◆ **Task**: Please repeat all of the lines that follow, exactly as written.
# start of Material provided
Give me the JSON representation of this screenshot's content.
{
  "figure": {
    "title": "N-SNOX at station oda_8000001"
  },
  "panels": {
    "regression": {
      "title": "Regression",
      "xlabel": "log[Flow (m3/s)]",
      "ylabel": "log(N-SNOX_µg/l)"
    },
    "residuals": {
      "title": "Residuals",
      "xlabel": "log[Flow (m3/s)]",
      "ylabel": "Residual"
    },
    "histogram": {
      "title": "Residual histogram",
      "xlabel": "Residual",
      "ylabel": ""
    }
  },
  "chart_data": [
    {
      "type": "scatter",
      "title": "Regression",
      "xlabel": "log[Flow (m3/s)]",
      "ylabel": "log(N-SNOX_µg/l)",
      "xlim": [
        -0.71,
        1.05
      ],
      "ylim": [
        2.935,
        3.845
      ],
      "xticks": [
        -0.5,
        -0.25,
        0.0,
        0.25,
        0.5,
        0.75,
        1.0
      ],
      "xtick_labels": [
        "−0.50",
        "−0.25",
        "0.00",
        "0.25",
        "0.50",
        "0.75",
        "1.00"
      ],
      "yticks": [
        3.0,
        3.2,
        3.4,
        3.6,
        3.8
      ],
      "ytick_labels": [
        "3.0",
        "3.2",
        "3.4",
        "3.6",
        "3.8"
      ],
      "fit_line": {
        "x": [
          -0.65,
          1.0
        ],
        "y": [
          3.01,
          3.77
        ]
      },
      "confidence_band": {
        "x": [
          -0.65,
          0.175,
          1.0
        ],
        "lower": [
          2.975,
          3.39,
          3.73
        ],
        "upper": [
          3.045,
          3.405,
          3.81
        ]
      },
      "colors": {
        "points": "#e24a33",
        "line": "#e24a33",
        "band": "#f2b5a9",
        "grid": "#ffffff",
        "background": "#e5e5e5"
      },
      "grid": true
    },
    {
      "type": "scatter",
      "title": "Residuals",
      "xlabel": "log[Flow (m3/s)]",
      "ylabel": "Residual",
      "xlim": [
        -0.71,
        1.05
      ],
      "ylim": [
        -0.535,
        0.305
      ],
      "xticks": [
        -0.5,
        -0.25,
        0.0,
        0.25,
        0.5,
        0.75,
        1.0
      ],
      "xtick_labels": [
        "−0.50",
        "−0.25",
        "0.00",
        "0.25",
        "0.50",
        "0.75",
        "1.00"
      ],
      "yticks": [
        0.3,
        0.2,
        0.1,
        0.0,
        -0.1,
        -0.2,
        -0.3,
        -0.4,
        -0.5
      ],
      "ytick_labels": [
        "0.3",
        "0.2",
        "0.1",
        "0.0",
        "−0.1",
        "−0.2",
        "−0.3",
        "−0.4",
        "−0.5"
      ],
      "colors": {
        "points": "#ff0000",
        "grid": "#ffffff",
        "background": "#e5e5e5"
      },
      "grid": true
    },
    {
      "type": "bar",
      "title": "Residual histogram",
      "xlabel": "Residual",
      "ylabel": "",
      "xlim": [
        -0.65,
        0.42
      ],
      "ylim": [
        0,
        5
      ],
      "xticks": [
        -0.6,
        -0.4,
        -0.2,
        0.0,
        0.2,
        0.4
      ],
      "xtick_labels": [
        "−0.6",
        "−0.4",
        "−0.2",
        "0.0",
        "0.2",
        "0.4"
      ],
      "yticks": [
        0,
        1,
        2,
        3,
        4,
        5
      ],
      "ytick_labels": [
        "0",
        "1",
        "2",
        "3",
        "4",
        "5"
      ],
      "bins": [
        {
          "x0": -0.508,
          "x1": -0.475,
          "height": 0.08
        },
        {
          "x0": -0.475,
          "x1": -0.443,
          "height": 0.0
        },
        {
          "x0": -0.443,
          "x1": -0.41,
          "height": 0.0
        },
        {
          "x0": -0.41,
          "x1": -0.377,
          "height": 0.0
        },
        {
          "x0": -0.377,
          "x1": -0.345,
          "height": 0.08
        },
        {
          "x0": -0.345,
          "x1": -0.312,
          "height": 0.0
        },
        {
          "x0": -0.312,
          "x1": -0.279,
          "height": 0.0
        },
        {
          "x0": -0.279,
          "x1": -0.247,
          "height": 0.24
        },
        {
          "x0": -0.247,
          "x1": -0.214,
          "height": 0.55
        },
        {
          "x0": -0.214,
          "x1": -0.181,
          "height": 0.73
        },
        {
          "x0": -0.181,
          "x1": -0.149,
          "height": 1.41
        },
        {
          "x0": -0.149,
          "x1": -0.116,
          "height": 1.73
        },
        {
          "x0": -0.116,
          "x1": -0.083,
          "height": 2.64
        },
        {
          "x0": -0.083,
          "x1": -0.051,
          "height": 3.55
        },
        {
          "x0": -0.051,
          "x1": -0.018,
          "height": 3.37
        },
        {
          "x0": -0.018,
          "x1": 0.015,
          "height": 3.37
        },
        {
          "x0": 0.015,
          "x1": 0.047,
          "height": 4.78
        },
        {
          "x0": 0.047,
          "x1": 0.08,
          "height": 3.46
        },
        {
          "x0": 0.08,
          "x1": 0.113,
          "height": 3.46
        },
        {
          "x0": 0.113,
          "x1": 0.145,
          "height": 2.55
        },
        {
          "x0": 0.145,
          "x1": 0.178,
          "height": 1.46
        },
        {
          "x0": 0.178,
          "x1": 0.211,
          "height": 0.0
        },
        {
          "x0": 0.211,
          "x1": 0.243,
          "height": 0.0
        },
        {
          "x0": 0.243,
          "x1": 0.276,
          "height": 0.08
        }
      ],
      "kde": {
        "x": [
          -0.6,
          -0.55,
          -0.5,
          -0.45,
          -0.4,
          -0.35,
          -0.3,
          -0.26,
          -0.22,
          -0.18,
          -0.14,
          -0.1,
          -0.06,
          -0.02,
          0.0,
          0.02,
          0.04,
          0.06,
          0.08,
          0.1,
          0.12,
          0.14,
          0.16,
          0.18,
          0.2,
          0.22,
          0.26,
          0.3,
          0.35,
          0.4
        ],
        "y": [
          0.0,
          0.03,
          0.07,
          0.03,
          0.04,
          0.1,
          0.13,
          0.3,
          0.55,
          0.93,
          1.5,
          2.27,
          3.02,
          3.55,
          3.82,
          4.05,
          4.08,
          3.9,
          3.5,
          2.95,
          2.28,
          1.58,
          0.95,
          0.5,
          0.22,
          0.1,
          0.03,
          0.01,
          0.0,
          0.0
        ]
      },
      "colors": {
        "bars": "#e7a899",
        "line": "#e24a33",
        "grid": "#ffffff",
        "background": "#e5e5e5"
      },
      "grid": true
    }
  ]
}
# end of Material provided
◆ **Full output**:
Give me the JSON representation of this screenshot's content.
{
  "figure": {
    "title": "N-SNOX at station oda_8000001"
  },
  "panels": {
    "regression": {
      "title": "Regression",
      "xlabel": "log[Flow (m3/s)]",
      "ylabel": "log(N-SNOX_µg/l)"
    },
    "residuals": {
      "title": "Residuals",
      "xlabel": "log[Flow (m3/s)]",
      "ylabel": "Residual"
    },
    "histogram": {
      "title": "Residual histogram",
      "xlabel": "Residual",
      "ylabel": ""
    }
  },
  "chart_data": [
    {
      "type": "scatter",
      "title": "Regression",
      "xlabel": "log[Flow (m3/s)]",
      "ylabel": "log(N-SNOX_µg/l)",
      "xlim": [
        -0.71,
        1.05
      ],
      "ylim": [
        2.935,
        3.845
      ],
      "xticks": [
        -0.5,
        -0.25,
        0.0,
        0.25,
        0.5,
        0.75,
        1.0
      ],
      "xtick_labels": [
        "−0.50",
        "−0.25",
        "0.00",
        "0.25",
        "0.50",
        "0.75",
        "1.00"
      ],
      "yticks": [
        3.0,
        3.2,
        3.4,
        3.6,
        3.8
      ],
      "ytick_labels": [
        "3.0",
        "3.2",
        "3.4",
        "3.6",
        "3.8"
      ],
      "fit_line": {
        "x": [
          -0.65,
          1.0
        ],
        "y": [
          3.01,
          3.77
        ]
      },
      "confidence_band": {
        "x": [
          -0.65,
          0.175,
          1.0
        ],
        "lower": [
          2.975,
          3.39,
          3.73
        ],
        "upper": [
          3.045,
          3.405,
          3.81
        ]
      },
      "colors": {
        "points": "#e24a33",
        "line": "#e24a33",
        "band": "#f2b5a9",
        "grid": "#ffffff",
        "background": "#e5e5e5"
      },
      "grid": true
    },
    {
      "type": "scatter",
      "title": "Residuals",
      "xlabel": "log[Flow (m3/s)]",
      "ylabel": "Residual",
      "xlim": [
        -0.71,
        1.05
      ],
      "ylim": [
        -0.535,
        0.305
      ],
      "xticks": [
        -0.5,
        -0.25,
        0.0,
        0.25,
        0.5,
        0.75,
        1.0
      ],
      "xtick_labels": [
        "−0.50",
        "−0.25",
        "0.00",
        "0.25",
        "0.50",
        "0.75",
        "1.00"
      ],
      "yticks": [
        0.3,
        0.2,
        0.1,
        0.0,
        -0.1,
        -0.2,
        -0.3,
        -0.4,
        -0.5
      ],
      "ytick_labels": [
        "0.3",
        "0.2",
        "0.1",
        "0.0",
        "−0.1",
        "−0.2",
        "−0.3",
        "−0.4",
        "−0.5"
      ],
      "colors": {
        "points": "#ff0000",
        "grid": "#ffffff",
        "background": "#e5e5e5"
      },
      "grid": true
    },
    {
      "type": "bar",
      "title": "Residual histogram",
      "xlabel": "Residual",
      "ylabel": "",
      "xlim": [
        -0.65,
        0.42
      ],
      "ylim": [
        0,
        5
      ],
      "xticks": [
        -0.6,
        -0.4,
        -0.2,
        0.0,
        0.2,
        0.4
      ],
      "xtick_labels": [
        "−0.6",
        "−0.4",
        "−0.2",
        "0.0",
        "0.2",
        "0.4"
      ],
      "yticks": [
        0,
        1,
        2,
        3,
        4,
        5
      ],
      "ytick_labels": [
        "0",
        "1",
        "2",
        "3",
        "4",
        "5"
      ],
      "bins": [
        {
          "x0": -0.508,
          "x1": -0.475,
          "height": 0.08
        },
        {
          "x0": -0.475,
          "x1": -0.443,
          "height": 0.0
        },
        {
          "x0": -0.443,
          "x1": -0.41,
          "height": 0.0
        },
        {
          "x0": -0.41,
          "x1": -0.377,
          "height": 0.0
        },
        {
          "x0": -0.377,
          "x1": -0.345,
          "height": 0.08
        },
        {
          "x0": -0.345,
          "x1": -0.312,
          "height": 0.0
        },
        {
          "x0": -0.312,
          "x1": -0.279,
          "height": 0.0
        },
        {
          "x0": -0.279,
          "x1": -0.247,
          "height": 0.24
        },
        {
          "x0": -0.247,
          "x1": -0.214,
          "height": 0.55
        },
        {
          "x0": -0.214,
          "x1": -0.181,
          "height": 0.73
        },
        {
          "x0": -0.181,
          "x1": -0.149,
          "height": 1.41
        },
        {
          "x0": -0.149,
          "x1": -0.116,
          "height": 1.73
        },
        {
          "x0": -0.116,
          "x1": -0.083,
          "height": 2.64
        },
        {
          "x0": -0.083,
          "x1": -0.051,
          "height": 3.55
        },
        {
          "x0": -0.051,
          "x1": -0.018,
          "height": 3.37
        },
        {
          "x0": -0.018,
          "x1": 0.015,
          "height": 3.37
        },
        {
          "x0": 0.015,
          "x1": 0.047,
          "height": 4.78
        },
        {
          "x0": 0.047,
          "x1": 0.08,
          "height": 3.46
        },
        {
          "x0": 0.08,
          "x1": 0.113,
          "height": 3.46
        },
        {
          "x0": 0.113,
          "x1": 0.145,
          "height": 2.55
        },
        {
          "x0": 0.145,
          "x1": 0.178,
          "height": 1.46
        },
        {
          "x0": 0.178,
          "x1": 0.211,
          "height": 0.0
        },
        {
          "x0": 0.211,
          "x1": 0.243,
          "height": 0.0
        },
        {
          "x0": 0.243,
          "x1": 0.276,
          "height": 0.08
        }
      ],
      "kde": {
        "x": [
          -0.6,
          -0.55,
          -0.5,
          -0.45,
          -0.4,
          -0.35,
          -0.3,
          -0.26,
          -0.22,
          -0.18,
          -0.14,
          -0.1,
          -0.06,
          -0.02,
          0.0,
          0.02,
          0.04,
          0.06,
          0.08,
          0.1,
          0.12,
          0.14,
          0.16,
          0.18,
          0.2,
          0.22,
          0.26,
          0.3,
          0.35,
          0.4
        ],
        "y": [
          0.0,
          0.03,
          0.07,
          0.03,
          0.04,
          0.1,
          0.13,
          0.3,
          0.55,
          0.93,
          1.5,
          2.27,
          3.02,
          3.55,
          3.82,
          4.05,
          4.08,
          3.9,
          3.5,
          2.95,
          2.28,
          1.58,
          0.95,
          0.5,
          0.22,
          0.1,
          0.03,
          0.01,
          0.0,
          0.0
        ]
      },
      "colors": {
        "bars": "#e7a899",
        "line": "#e24a33",
        "grid": "#ffffff",
        "background": "#e5e5e5"
      },
      "grid": true
    }
  ]
}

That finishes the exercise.